**MATERIAL FOR THE TASK:**
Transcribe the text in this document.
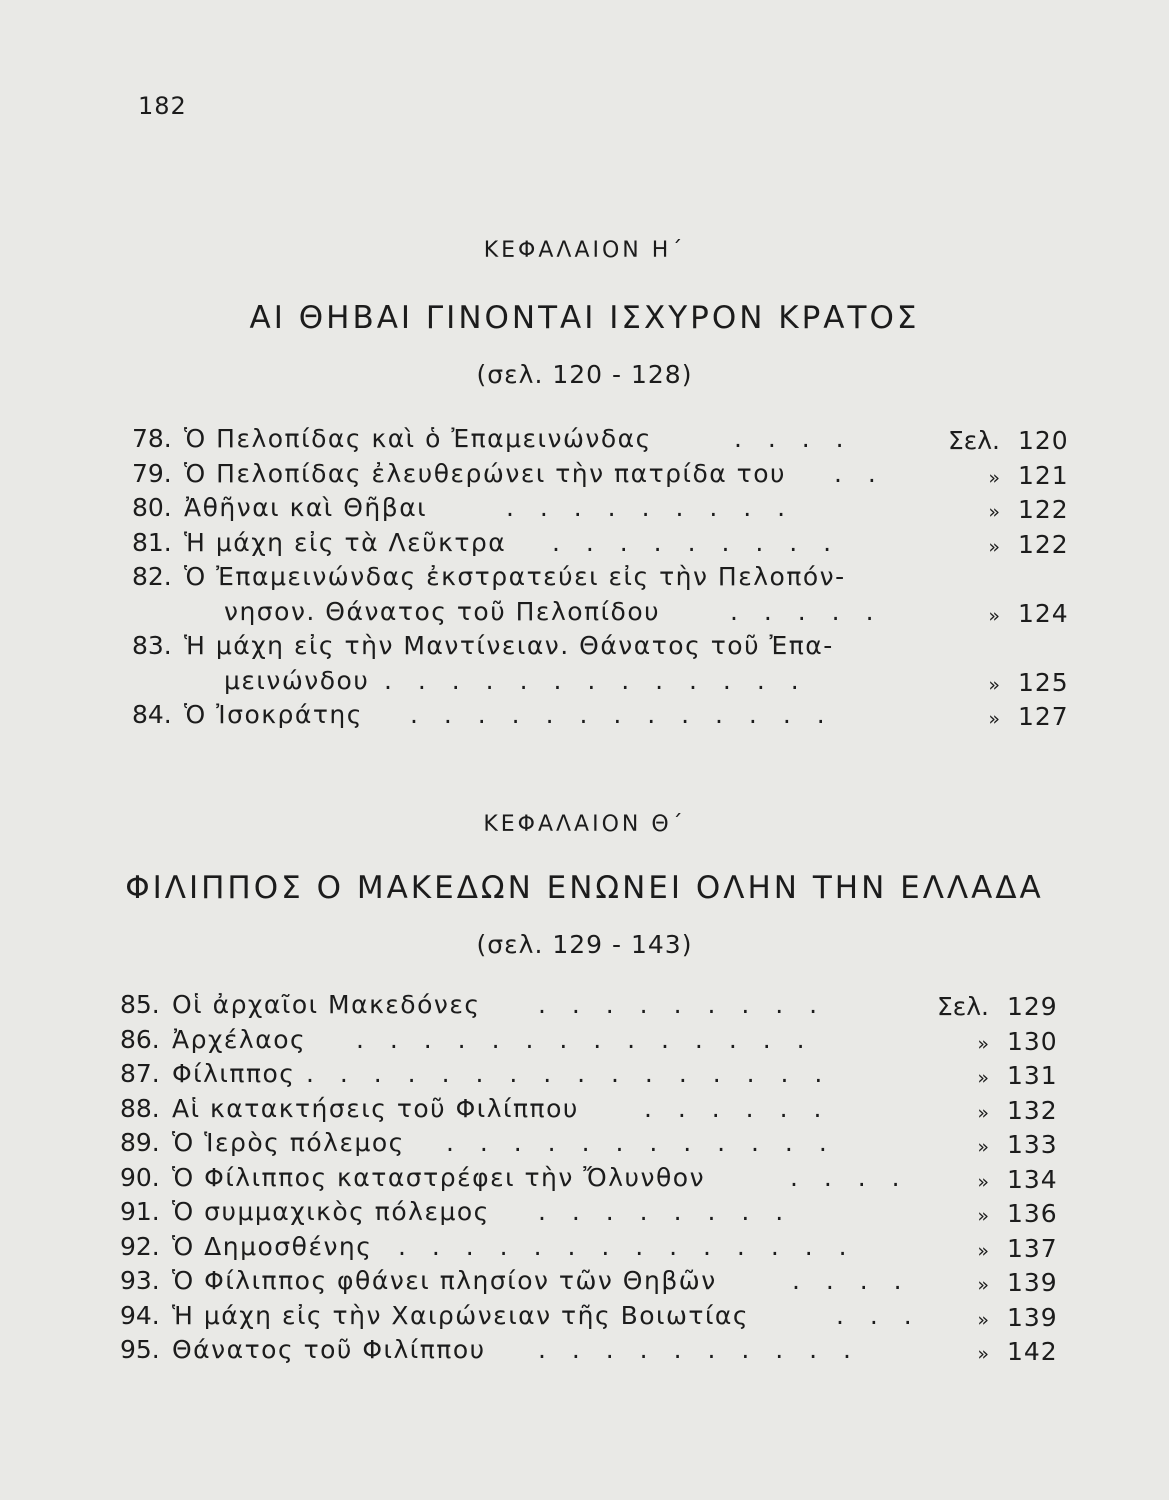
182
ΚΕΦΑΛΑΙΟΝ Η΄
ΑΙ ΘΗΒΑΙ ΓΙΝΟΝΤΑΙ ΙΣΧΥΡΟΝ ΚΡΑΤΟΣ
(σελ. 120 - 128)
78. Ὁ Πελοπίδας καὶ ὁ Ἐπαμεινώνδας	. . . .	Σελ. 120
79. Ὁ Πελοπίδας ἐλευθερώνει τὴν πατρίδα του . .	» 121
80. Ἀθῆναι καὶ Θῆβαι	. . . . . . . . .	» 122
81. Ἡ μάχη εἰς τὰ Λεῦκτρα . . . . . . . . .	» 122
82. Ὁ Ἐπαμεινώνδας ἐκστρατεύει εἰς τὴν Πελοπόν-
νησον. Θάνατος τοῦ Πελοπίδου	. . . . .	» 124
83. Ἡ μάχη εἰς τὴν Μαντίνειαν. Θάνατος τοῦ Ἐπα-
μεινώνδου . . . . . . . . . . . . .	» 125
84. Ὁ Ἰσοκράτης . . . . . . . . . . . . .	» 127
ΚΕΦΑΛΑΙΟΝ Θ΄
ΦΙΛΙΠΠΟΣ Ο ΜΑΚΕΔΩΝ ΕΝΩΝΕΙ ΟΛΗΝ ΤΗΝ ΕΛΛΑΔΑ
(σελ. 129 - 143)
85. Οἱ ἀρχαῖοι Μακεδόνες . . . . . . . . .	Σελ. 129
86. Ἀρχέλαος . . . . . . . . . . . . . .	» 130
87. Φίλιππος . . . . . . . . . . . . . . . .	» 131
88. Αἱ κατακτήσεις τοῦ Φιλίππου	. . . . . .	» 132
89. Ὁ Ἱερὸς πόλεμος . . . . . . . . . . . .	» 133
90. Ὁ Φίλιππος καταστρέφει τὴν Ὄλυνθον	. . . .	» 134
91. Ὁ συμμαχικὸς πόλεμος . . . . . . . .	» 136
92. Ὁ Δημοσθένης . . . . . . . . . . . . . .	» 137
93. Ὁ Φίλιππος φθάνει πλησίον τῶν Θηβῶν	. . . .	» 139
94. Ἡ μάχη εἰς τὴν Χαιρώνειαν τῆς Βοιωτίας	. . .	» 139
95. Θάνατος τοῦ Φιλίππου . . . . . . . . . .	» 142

...

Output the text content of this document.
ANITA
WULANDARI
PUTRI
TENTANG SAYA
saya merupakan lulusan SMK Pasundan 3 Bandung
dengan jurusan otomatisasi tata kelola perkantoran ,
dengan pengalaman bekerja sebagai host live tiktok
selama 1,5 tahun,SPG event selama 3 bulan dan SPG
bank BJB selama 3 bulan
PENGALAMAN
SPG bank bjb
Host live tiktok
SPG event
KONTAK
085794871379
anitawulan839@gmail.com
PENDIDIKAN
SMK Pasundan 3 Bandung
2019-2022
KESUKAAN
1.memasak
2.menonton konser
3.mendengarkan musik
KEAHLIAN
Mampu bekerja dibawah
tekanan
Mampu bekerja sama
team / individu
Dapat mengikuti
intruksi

**EXERCISE DIRECTIONS:** Gather all the lines that include the word "μάχη" and copy them out.

**COMPLETED TASK:**
81. Ἡ μάχη εἰς τὰ Λεῦκτρα . . . . . . . . .	» 122
83. Ἡ μάχη εἰς τὴν Μαντίνειαν. Θάνατος τοῦ Ἐπα-
94. Ἡ μάχη εἰς τὴν Χαιρώνειαν τῆς Βοιωτίας	. . .	» 139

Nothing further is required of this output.